> [Goal] Change "foot-screw" to "base-screw" in the stretch from the line containing "Detect and localize" through the line containing "dim-350-line-left [366, 971, 830, 974]", and give those lines back with everything else left as it is. Omit the pictures from the answer.

> [Dataset records]
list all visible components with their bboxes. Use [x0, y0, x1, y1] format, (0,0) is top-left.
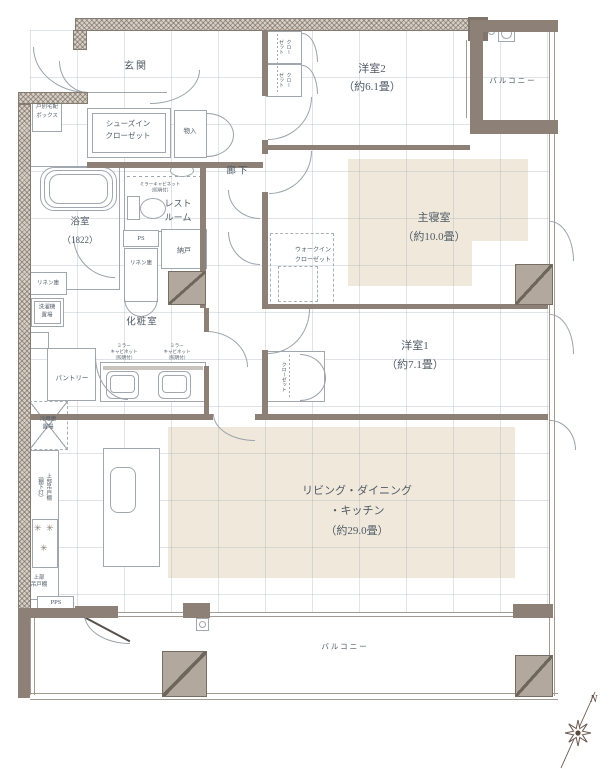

---

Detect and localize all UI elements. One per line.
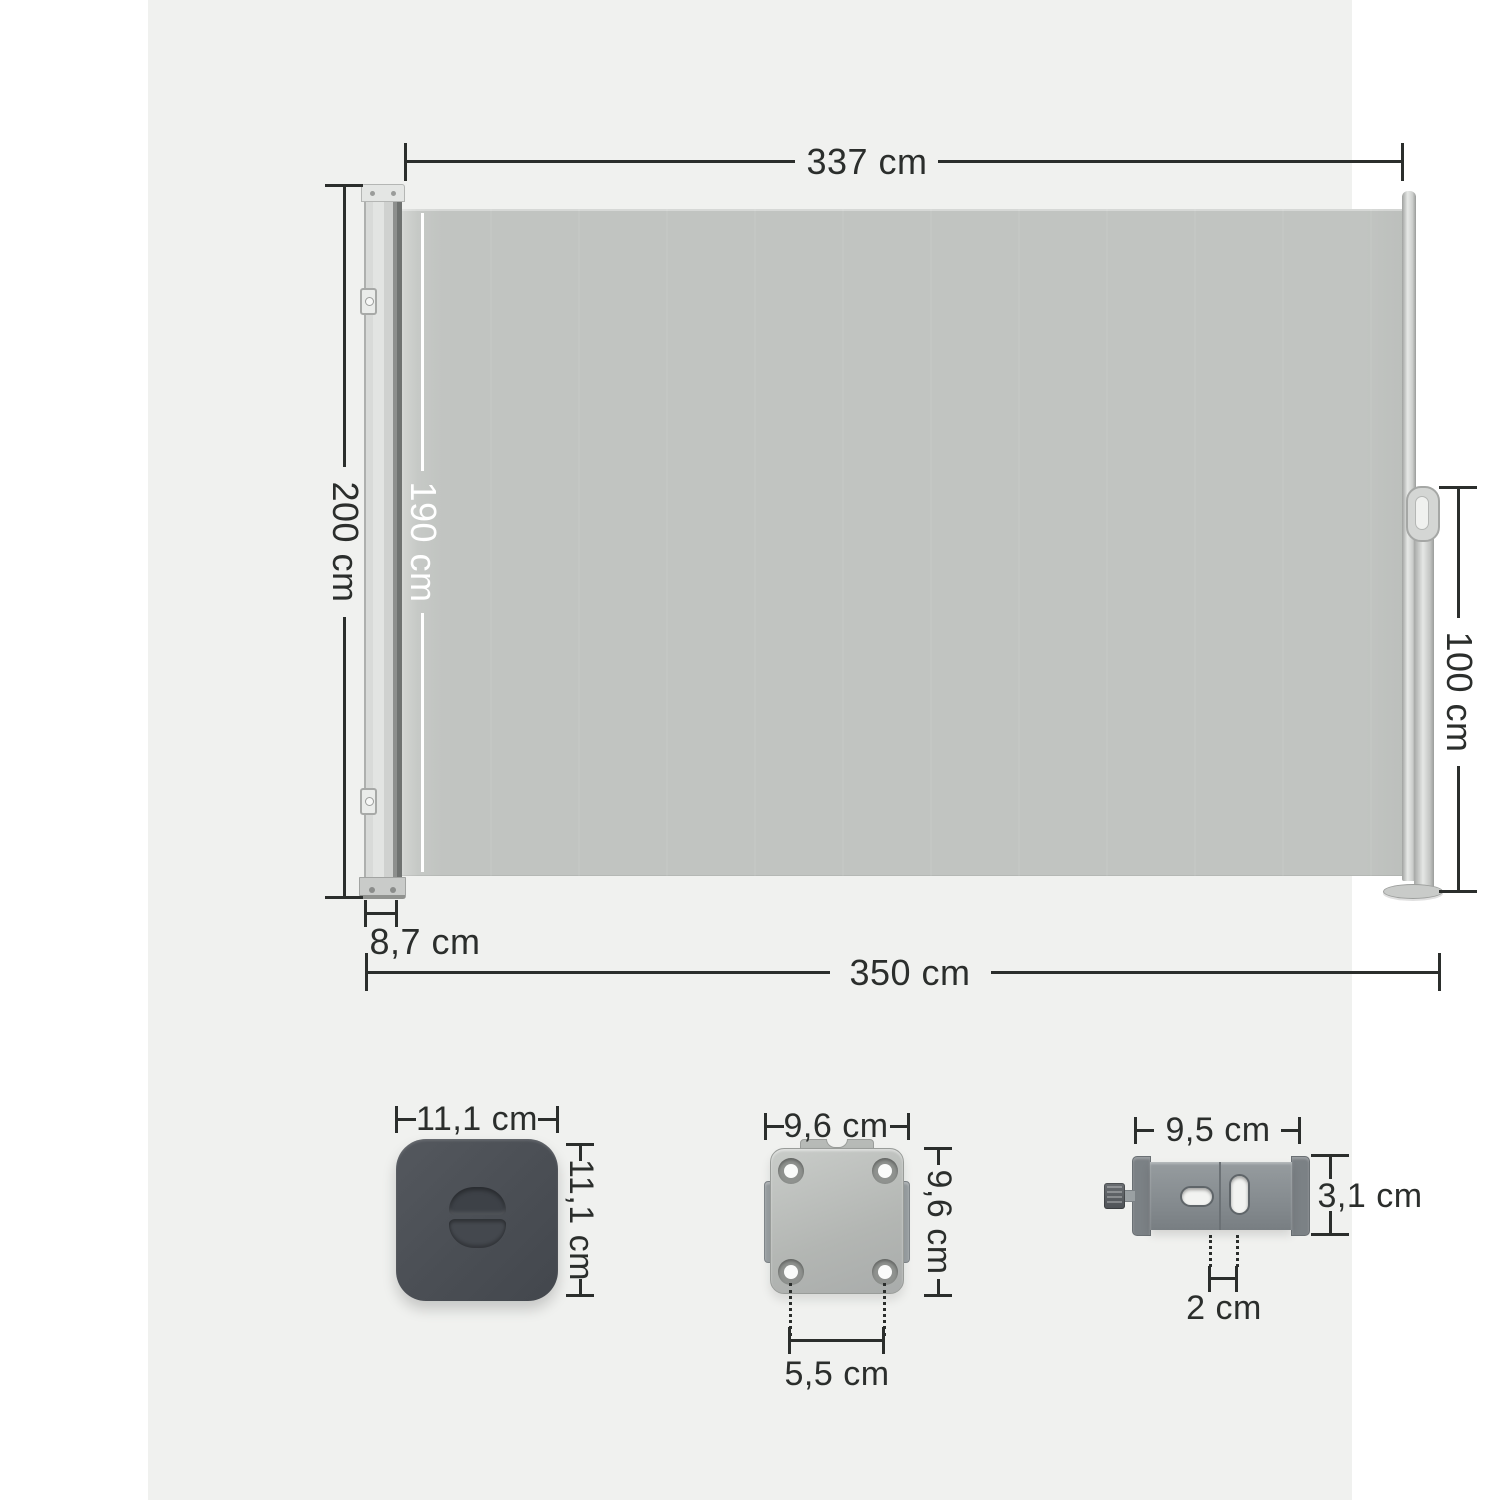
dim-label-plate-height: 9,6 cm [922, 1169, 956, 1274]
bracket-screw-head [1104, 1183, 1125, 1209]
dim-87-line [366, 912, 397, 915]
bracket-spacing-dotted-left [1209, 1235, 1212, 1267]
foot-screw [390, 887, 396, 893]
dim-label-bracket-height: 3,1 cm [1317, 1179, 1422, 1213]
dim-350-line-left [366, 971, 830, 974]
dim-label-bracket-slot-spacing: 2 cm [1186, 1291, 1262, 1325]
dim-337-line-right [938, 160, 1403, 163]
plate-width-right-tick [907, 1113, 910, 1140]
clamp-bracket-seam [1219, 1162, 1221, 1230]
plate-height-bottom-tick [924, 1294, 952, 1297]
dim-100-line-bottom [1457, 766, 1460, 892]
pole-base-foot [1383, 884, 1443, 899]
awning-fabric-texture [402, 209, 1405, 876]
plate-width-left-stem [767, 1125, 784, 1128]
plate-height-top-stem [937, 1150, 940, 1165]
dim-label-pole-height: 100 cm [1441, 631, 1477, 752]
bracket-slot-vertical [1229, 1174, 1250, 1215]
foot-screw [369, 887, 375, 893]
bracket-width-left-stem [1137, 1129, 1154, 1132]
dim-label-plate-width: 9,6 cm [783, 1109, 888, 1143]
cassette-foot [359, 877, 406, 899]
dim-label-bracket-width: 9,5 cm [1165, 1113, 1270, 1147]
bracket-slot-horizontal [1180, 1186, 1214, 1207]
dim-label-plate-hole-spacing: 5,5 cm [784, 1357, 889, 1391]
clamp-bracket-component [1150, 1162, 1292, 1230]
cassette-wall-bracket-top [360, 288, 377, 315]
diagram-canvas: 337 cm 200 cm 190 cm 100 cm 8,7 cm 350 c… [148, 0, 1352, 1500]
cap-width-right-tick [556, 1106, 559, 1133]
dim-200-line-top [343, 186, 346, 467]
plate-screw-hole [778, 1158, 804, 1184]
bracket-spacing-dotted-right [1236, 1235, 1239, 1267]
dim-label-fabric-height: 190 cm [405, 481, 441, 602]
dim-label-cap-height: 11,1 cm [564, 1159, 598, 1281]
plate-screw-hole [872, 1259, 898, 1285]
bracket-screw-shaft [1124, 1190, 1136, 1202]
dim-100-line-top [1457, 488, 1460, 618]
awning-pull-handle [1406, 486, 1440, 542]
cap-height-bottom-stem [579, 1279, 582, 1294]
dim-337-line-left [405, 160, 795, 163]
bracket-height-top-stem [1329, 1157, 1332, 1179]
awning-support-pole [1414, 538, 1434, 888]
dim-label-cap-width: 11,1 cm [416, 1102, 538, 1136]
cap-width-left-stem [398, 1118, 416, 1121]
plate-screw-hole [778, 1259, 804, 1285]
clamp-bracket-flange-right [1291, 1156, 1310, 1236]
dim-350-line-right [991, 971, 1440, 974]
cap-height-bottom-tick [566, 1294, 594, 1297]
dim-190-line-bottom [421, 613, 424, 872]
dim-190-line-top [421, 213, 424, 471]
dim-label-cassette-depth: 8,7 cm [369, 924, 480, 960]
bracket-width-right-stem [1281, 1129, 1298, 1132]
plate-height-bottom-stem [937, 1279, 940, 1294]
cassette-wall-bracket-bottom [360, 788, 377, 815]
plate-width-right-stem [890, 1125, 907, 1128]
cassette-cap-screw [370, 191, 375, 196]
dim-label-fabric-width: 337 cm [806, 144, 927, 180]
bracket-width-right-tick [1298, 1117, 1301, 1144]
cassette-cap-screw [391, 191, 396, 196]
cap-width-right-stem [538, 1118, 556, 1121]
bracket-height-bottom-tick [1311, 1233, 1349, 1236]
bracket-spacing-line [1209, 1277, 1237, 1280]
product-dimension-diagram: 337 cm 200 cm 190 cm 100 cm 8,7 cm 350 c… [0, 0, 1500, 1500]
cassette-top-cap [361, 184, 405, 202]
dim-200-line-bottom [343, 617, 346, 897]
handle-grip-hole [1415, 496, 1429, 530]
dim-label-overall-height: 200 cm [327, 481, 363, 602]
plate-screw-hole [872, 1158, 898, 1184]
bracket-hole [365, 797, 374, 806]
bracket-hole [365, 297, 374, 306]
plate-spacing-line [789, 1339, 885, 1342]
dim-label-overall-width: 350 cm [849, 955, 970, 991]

> [Final result]
Detect and localize all UI elements. One per line.
dim-label-plate-height: 9,6 cm [922, 1169, 956, 1274]
bracket-screw-head [1104, 1183, 1125, 1209]
dim-87-line [366, 912, 397, 915]
bracket-spacing-dotted-left [1209, 1235, 1212, 1267]
base-screw [390, 887, 396, 893]
dim-label-bracket-height: 3,1 cm [1317, 1179, 1422, 1213]
dim-350-line-left [366, 971, 830, 974]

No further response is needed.